## Excerpted records

--

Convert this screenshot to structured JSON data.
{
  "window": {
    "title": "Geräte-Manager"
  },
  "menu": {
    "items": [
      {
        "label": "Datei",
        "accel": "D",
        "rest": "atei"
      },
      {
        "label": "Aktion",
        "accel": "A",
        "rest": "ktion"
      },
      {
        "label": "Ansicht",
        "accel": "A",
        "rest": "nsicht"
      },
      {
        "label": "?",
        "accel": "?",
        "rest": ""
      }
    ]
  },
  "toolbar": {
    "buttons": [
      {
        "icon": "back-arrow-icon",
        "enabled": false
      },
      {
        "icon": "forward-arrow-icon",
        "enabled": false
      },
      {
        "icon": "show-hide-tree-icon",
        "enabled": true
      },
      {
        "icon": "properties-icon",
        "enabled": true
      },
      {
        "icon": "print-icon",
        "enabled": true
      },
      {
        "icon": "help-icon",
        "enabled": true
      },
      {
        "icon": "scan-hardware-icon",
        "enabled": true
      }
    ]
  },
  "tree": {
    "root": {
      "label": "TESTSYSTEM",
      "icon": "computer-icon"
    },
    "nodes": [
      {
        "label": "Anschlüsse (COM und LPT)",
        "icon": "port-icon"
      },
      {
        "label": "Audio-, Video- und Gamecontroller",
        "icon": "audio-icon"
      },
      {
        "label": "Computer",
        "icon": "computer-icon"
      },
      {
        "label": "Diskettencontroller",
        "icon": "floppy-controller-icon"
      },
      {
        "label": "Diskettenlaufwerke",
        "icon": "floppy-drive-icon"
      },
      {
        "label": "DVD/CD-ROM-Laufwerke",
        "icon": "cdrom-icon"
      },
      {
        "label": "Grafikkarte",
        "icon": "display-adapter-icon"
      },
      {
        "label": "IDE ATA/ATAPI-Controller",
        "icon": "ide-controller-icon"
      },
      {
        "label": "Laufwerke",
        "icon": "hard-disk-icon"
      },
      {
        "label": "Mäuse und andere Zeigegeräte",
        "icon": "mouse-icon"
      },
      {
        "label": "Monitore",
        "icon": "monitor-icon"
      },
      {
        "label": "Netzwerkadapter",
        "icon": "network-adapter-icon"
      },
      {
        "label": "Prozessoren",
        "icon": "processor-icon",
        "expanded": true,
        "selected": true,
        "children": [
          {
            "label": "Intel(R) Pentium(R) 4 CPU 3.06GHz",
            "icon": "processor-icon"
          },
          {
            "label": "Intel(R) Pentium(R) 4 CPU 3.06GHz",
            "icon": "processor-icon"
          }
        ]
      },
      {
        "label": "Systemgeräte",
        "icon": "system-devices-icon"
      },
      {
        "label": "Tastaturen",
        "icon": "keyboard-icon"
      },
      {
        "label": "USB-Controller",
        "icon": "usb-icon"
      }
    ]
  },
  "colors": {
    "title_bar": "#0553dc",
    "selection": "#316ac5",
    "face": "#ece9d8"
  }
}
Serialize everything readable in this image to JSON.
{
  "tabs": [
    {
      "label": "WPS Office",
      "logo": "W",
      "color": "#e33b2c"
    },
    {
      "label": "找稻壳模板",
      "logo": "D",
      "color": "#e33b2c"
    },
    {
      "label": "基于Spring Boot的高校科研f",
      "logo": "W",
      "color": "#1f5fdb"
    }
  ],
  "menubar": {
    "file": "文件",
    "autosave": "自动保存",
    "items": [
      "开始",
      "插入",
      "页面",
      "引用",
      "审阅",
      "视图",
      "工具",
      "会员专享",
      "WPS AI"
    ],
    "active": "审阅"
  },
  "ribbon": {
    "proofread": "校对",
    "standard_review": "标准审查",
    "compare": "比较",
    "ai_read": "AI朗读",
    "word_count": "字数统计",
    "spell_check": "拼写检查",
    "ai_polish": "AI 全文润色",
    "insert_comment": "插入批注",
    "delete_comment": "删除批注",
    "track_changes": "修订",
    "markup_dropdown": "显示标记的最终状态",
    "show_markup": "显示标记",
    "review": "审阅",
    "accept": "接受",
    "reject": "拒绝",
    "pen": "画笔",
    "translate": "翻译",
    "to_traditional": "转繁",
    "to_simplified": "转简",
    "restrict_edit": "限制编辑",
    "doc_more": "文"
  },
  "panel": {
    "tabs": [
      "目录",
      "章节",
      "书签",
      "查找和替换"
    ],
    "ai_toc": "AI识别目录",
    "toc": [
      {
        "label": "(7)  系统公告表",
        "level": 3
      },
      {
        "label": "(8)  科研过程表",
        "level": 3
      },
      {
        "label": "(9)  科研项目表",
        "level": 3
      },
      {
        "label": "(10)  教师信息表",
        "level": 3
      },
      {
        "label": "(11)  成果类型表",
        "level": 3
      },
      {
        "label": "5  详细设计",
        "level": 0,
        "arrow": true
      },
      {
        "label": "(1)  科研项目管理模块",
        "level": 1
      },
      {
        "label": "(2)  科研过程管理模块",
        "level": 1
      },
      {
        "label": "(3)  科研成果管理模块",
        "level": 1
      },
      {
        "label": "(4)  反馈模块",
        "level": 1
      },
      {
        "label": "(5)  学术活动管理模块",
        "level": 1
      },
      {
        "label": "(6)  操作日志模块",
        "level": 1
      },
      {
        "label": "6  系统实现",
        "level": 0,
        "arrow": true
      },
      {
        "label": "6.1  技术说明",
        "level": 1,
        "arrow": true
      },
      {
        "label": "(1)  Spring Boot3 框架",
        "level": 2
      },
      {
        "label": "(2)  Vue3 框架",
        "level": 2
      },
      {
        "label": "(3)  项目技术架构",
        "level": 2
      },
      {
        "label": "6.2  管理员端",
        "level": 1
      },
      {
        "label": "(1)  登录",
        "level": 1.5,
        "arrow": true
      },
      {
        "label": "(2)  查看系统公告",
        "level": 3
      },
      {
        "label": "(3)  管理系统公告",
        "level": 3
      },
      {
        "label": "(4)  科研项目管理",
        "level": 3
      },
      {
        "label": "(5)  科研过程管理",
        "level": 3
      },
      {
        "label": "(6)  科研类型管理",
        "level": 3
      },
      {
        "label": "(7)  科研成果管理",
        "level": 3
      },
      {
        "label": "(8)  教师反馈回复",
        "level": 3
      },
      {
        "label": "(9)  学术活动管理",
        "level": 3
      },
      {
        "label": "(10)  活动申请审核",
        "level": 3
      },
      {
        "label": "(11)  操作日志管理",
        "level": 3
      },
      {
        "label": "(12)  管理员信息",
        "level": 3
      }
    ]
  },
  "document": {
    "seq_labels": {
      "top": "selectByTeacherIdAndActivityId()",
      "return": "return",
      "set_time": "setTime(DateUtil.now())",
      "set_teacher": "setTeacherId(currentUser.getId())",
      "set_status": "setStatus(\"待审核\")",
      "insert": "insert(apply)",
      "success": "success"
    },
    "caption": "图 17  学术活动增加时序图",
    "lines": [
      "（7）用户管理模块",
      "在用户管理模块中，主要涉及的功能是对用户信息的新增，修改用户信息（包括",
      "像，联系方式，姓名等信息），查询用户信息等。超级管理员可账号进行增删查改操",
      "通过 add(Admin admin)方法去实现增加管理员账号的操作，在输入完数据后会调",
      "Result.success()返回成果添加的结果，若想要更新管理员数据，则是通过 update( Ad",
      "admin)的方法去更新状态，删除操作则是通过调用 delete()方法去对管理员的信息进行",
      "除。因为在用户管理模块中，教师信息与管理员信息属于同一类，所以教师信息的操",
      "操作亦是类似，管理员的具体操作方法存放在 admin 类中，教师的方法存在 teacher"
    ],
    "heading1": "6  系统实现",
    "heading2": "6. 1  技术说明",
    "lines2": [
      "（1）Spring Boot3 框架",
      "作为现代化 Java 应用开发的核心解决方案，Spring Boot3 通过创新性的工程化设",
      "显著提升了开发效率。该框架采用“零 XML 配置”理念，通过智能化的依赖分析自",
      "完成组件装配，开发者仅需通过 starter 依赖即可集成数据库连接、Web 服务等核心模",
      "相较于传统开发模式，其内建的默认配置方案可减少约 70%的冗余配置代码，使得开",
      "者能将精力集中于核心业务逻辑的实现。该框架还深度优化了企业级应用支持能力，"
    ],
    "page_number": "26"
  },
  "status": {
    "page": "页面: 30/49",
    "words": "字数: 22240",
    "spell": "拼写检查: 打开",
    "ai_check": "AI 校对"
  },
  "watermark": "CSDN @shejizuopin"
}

--

## What to work on
Read the data above and pull out each line that holds the string "success".

## Answer to the task
      "success": "success"
      "Result.success()返回成果添加的结果，若想要更新管理员数据，则是通过 update( Ad",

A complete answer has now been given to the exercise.